§ THE TASK
Write out each record below exactly as it appears, with no pictures.

Data extracted from a collection:
------------

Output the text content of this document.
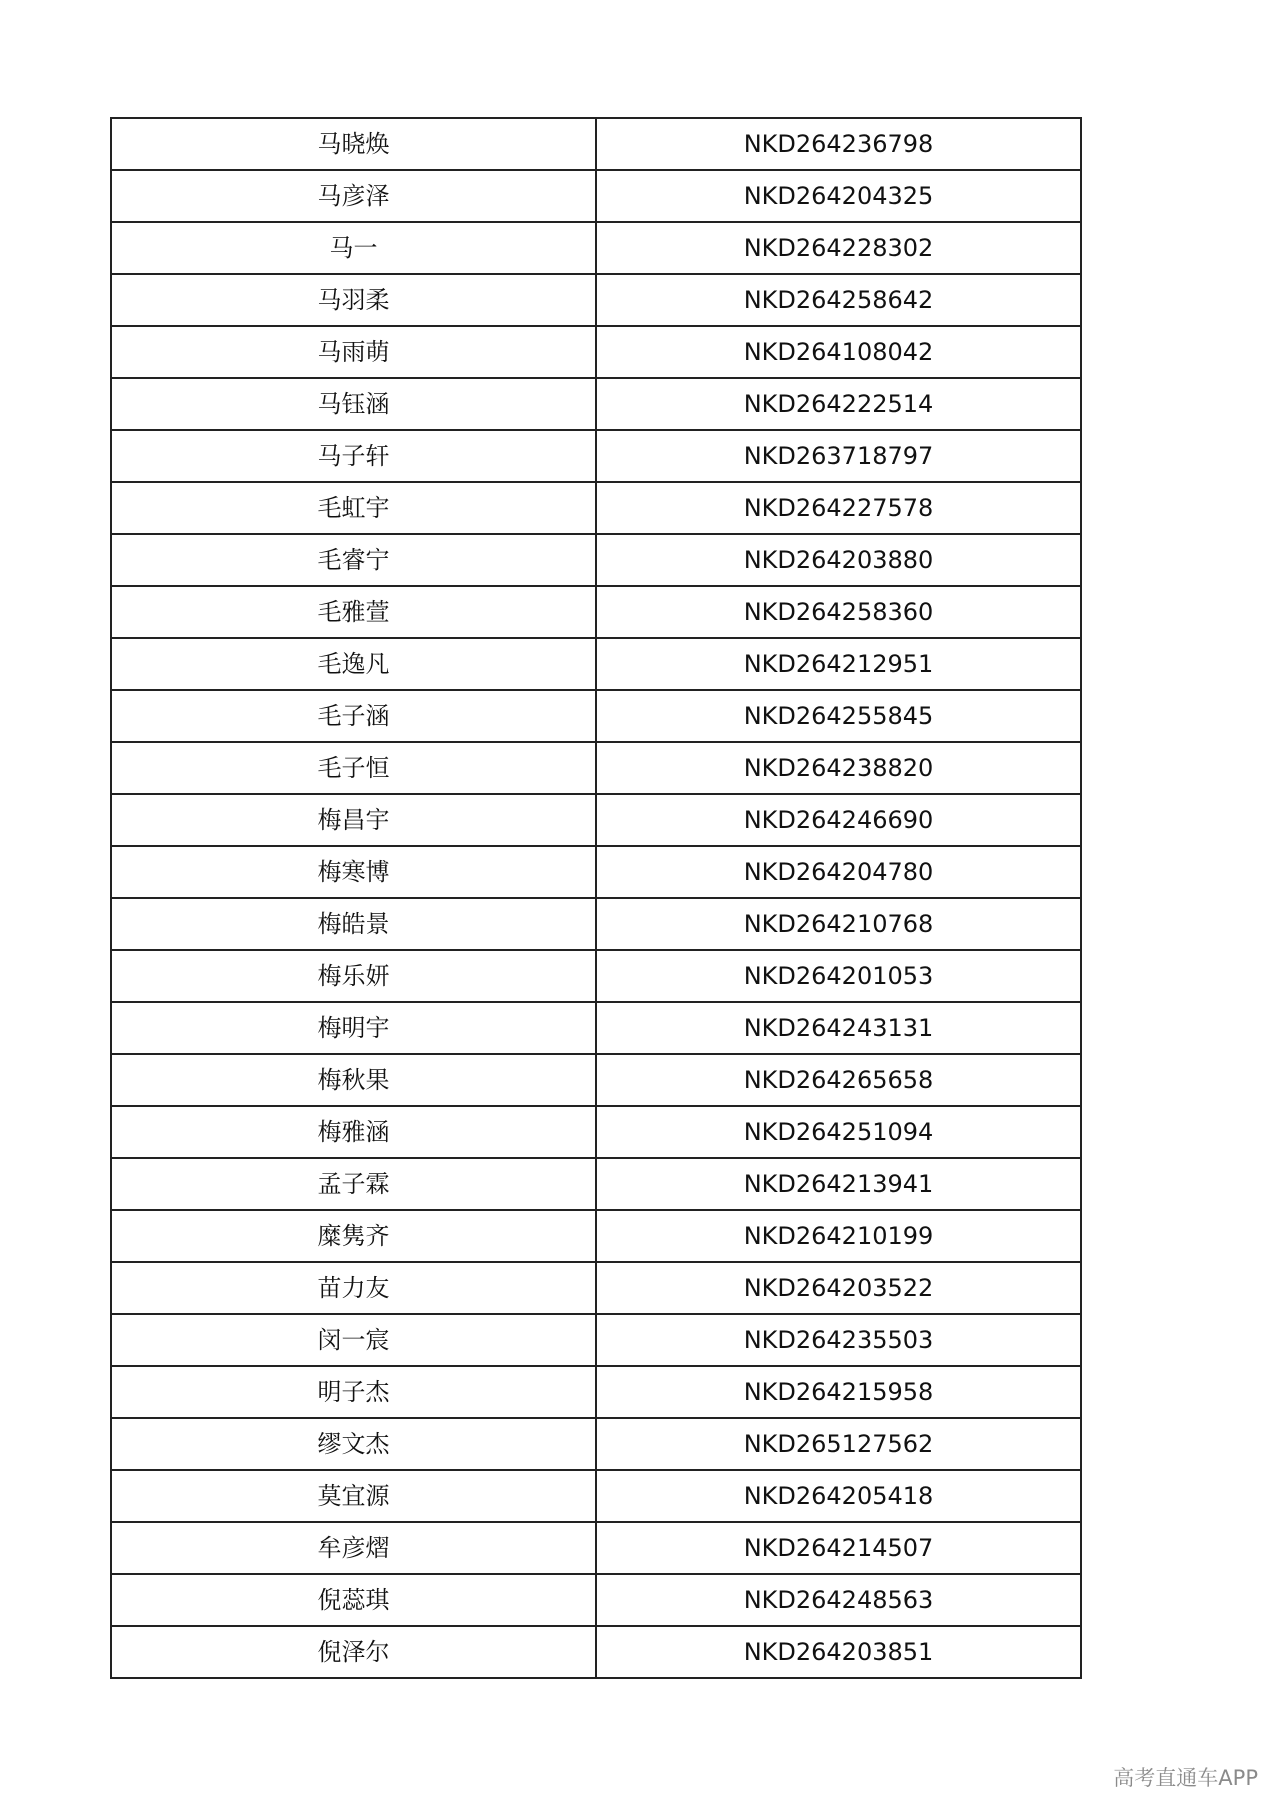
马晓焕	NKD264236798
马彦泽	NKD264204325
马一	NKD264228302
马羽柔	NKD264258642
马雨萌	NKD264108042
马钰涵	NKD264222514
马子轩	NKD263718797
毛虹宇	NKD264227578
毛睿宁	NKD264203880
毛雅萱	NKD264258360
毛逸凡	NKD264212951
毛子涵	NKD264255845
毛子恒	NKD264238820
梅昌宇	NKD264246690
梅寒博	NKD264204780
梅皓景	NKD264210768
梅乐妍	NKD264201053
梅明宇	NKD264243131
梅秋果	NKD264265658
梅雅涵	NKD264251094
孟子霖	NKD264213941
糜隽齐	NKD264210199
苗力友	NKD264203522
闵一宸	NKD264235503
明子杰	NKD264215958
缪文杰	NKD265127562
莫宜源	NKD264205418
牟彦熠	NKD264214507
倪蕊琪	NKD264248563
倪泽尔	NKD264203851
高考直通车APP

------------

§ RESULT OF THIS EXERCISE
Output the text content of this document.
马晓焕	NKD264236798
马彦泽	NKD264204325
马一	NKD264228302
马羽柔	NKD264258642
马雨萌	NKD264108042
马钰涵	NKD264222514
马子轩	NKD263718797
毛虹宇	NKD264227578
毛睿宁	NKD264203880
毛雅萱	NKD264258360
毛逸凡	NKD264212951
毛子涵	NKD264255845
毛子恒	NKD264238820
梅昌宇	NKD264246690
梅寒博	NKD264204780
梅皓景	NKD264210768
梅乐妍	NKD264201053
梅明宇	NKD264243131
梅秋果	NKD264265658
梅雅涵	NKD264251094
孟子霖	NKD264213941
糜隽齐	NKD264210199
苗力友	NKD264203522
闵一宸	NKD264235503
明子杰	NKD264215958
缪文杰	NKD265127562
莫宜源	NKD264205418
牟彦熠	NKD264214507
倪蕊琪	NKD264248563
倪泽尔	NKD264203851
高考直通车APP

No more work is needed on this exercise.